Aufgabe 1
Beantworte anhand des Auszugs über Medien und Stress diese Fragen:
(a) Wer hat den Begriff «Glücksstress» geprägt?
(b) Wie viele Dinge soll man bei «Count your daily blessings» jeden Tag notieren?
(c) Welche Handynutzung wird als «Second Screen» bezeichnet?
Aufgabe 2
Nenne bitte alle positiven Körpererfahrungen, die der Auszug über Medien und Stress in Klammern aufzählt.
Aufgabe 3
Prüfe, ob diese Aussagen mit dem Auszug über Medien und Stress übereinstimmen. Antworte jeweils mit Ja oder Nein und zitiere die entscheidenden Worte wörtlich.
(a) Es gibt eine einzige hilfreiche Strategie für den Umgang mit Stress.
(b) Die tägliche Lichtdosis soll man auch bei Wolken nehmen.
(c) Eine To-do-Liste soll verhindern, dass einem zu erledigende Dinge durch den Kopf gehen.

Zitierter Auszug
+===+

Auch in der Freizeit laufen viele Medienaktivitäten parallel zu anderen Handlungen im Hintergrund, z. B. Handynutzung während des Essens, Handynutzung während eines Gesprächs mit anderen Menschen, Handynutzung während des Fernsehens («Second Screen»). Ein potenzielles Problem bzw. ein Auslöser für Stress in der Freizeit können auch häufige soziale Vergleiche auf Social Media sein («FOMO – Fear of missing out»).

In diesem Kontext kann der Begriff «Glücksstress», den der Philosoph Wilhelm Schmid geprägt hat, eingeordnet werden (Schmid 2012, 64). Durch das Betrachten von Bildern anderer auf Social Media, die selektiv nur die schönsten Freizeit- und Urlaubsmomente zeigen, kann ein negatives Gefühl entstehen. Betrachterinnen und Betrachter, die sich im Vergleich als weniger glücklich wahrnehmen, können sich motiviert fühlen, mehr für ihr Glück tun zu müssen, was Druck und Stress erzeugen kann.

Ein kritisch-humorvoller Instagram-Beitrag bringt es folgendermassen zum Ausdruck: «Instagram: everyone is on vacation and having sex without you» (freeart.humaity, 6.5.2019).

Hinweise zum Umgang mit Stress

Der Umgang mit Stress und Belastung – nicht nur im Zusammenhang mit Medien – ist sehr individuell. Entsprechend gibt es auch nicht die eine hilfreiche Strategie. Im Folgenden sind deshalb einfach ein paar Ideen und Anregungen skizziert, die als Inspiration bzw. als eine Art Checkliste genutzt werden können.

  • Nein-Sagen üben und kultivieren
  • Nicht an alle zu erledigenden Dinge auf einmal denken
  • «Count your daily blessings»: Jeden Tag drei bis fünf Dinge notieren, die einem Freude gemacht haben oder die gelungen sind (zur Vermeidung der Fokussierung auf das Negative und Nicht-Gelungene)
  • Täglich eine Lichtdosis nehmen (Spaziergang im Licht – auch bei Wolken)
  • Positive Körpererfahrungen pflegen (Sauna, Massage, Wellness, Spaziergänge, Berührungen, Sexualität, Wannenbad etc.)
  • Urlaub bewusst gestalten (vgl. Steiner 2005), z. B. Urlaub ohne Besichtigungsdruck; Urlaub, bei dem man nicht immer neue Unterkünfte suchen muss
  • To-do-Liste führen, damit noch zu erledigende Dinge fixiert sind und einem nicht mehr durch den Kopf gehen
  • Soziale Kontakte pflegen (z. B. Mittagessen mit Arbeitskollegen statt Sandwich vor dem Computer)

+===+

Einträge

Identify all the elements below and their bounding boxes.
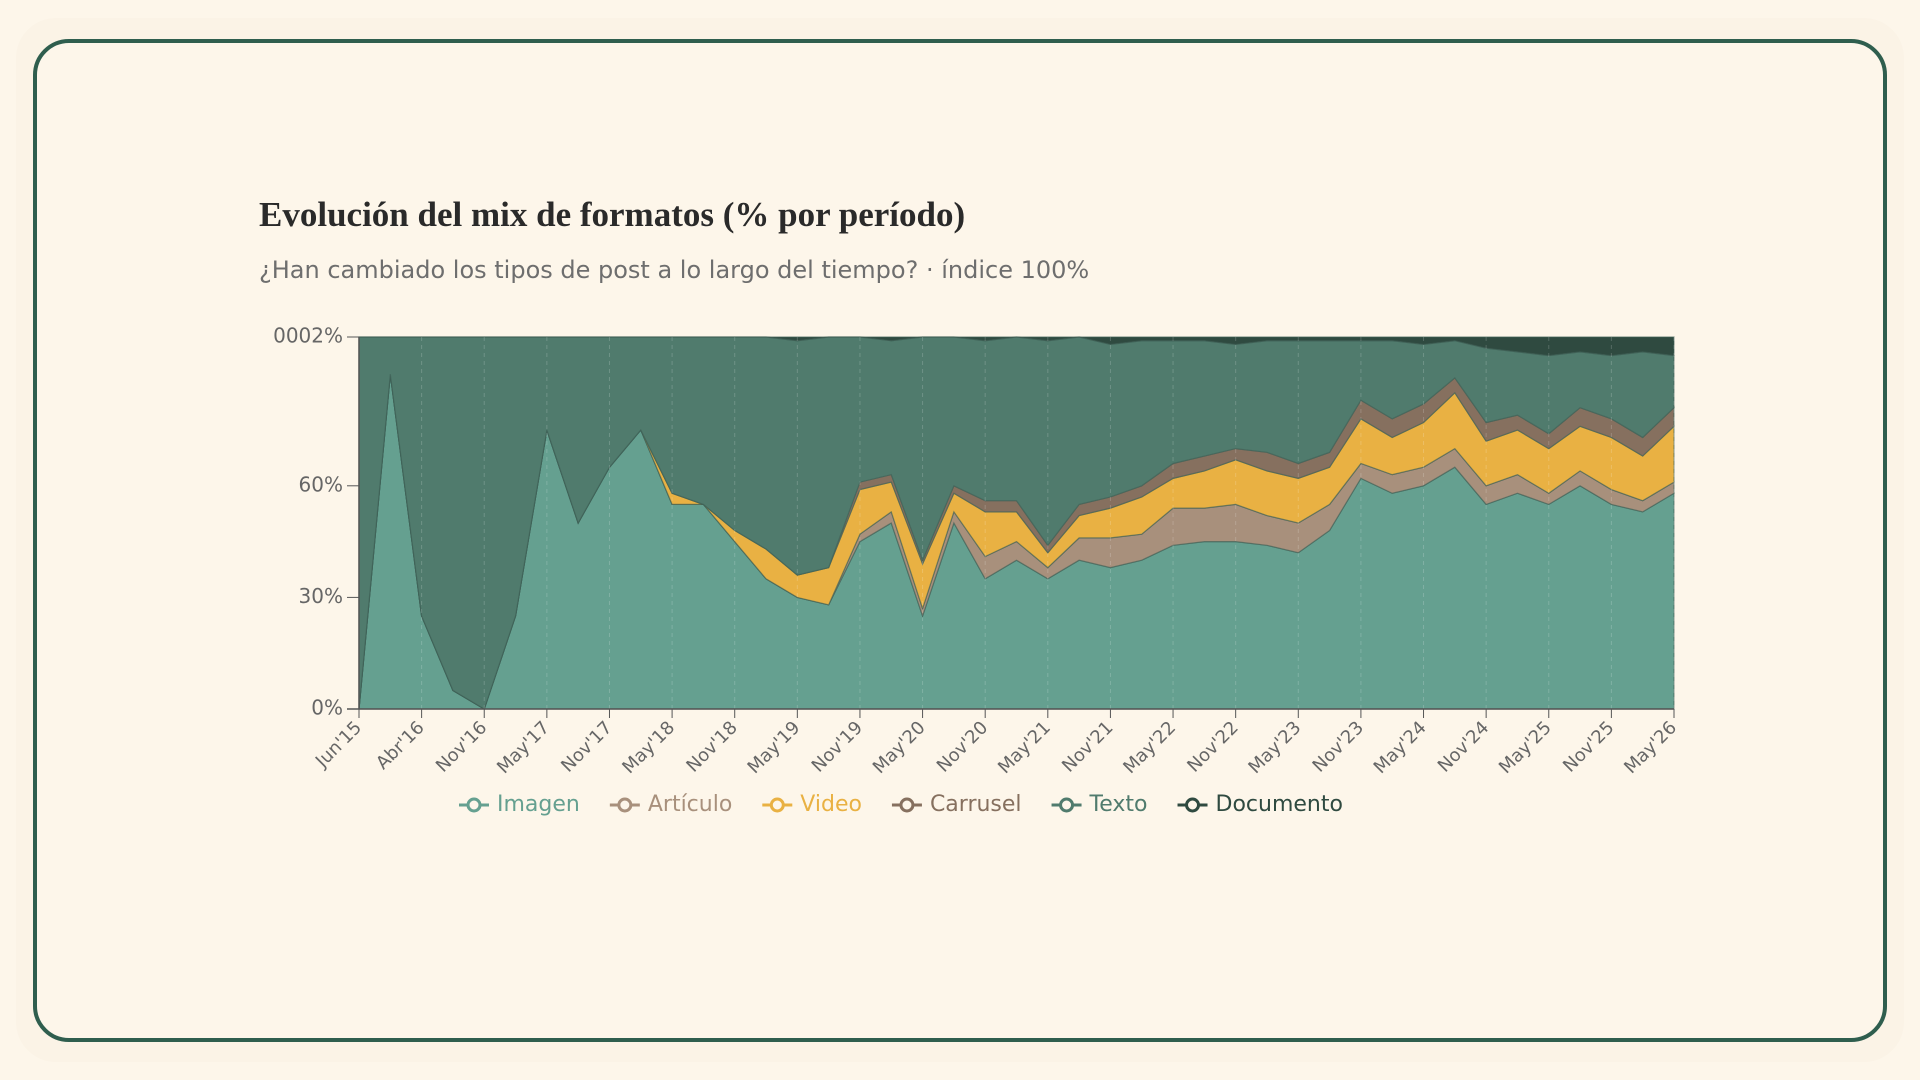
legend-item: Artículo xyxy=(609,792,732,817)
legend-item: Video xyxy=(762,792,862,817)
legend-item: Carrusel xyxy=(891,792,1022,817)
legend-marker xyxy=(1059,797,1075,813)
legend-label: Documento xyxy=(1216,792,1343,817)
legend-item: Documento xyxy=(1177,792,1343,817)
legend-label: Texto xyxy=(1089,792,1148,817)
legend-label: Carrusel xyxy=(930,792,1022,817)
legend-label: Artículo xyxy=(648,792,732,817)
area xyxy=(359,336,1675,357)
legend-marker xyxy=(899,797,915,813)
chart-title: Evolución del mix de formatos (% por per… xyxy=(259,195,965,234)
legend-marker xyxy=(1185,797,1201,813)
y-tick-label: 60% xyxy=(299,472,343,496)
y-tick-label: 0% xyxy=(311,696,343,720)
legend-marker xyxy=(769,797,785,813)
y-tick-label: 30% xyxy=(299,584,343,608)
legend-item: Imagen xyxy=(459,792,580,817)
legend-marker xyxy=(466,797,482,813)
y-tick-label: 0002% xyxy=(273,324,343,348)
legend-marker xyxy=(617,797,633,813)
legend-label: Imagen xyxy=(497,792,580,817)
chart-subtitle: ¿Han cambiado los tipos de post a lo lar… xyxy=(259,256,1089,284)
legend-item: Texto xyxy=(1051,792,1148,817)
legend-label: Video xyxy=(800,792,862,817)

+===+

Vollständige Antwort 1
(a) Der Philosoph Wilhelm Schmid.
(b) Drei bis fünf Dinge.
(c) Die Handynutzung während des Fernsehens.

Vollständige Antwort 2
Sauna, Massage, Wellness, Spaziergänge, Berührungen, Sexualität, Wannenbad

Vollständige Antwort 3
(a) Nein: «Entsprechend gibt es auch nicht die eine hilfreiche Strategie.»
(b) Ja: «Spaziergang im Licht – auch bei Wolken»
(c) Ja: «damit noch zu erledigende Dinge fixiert sind und einem nicht mehr durch den Kopf gehen»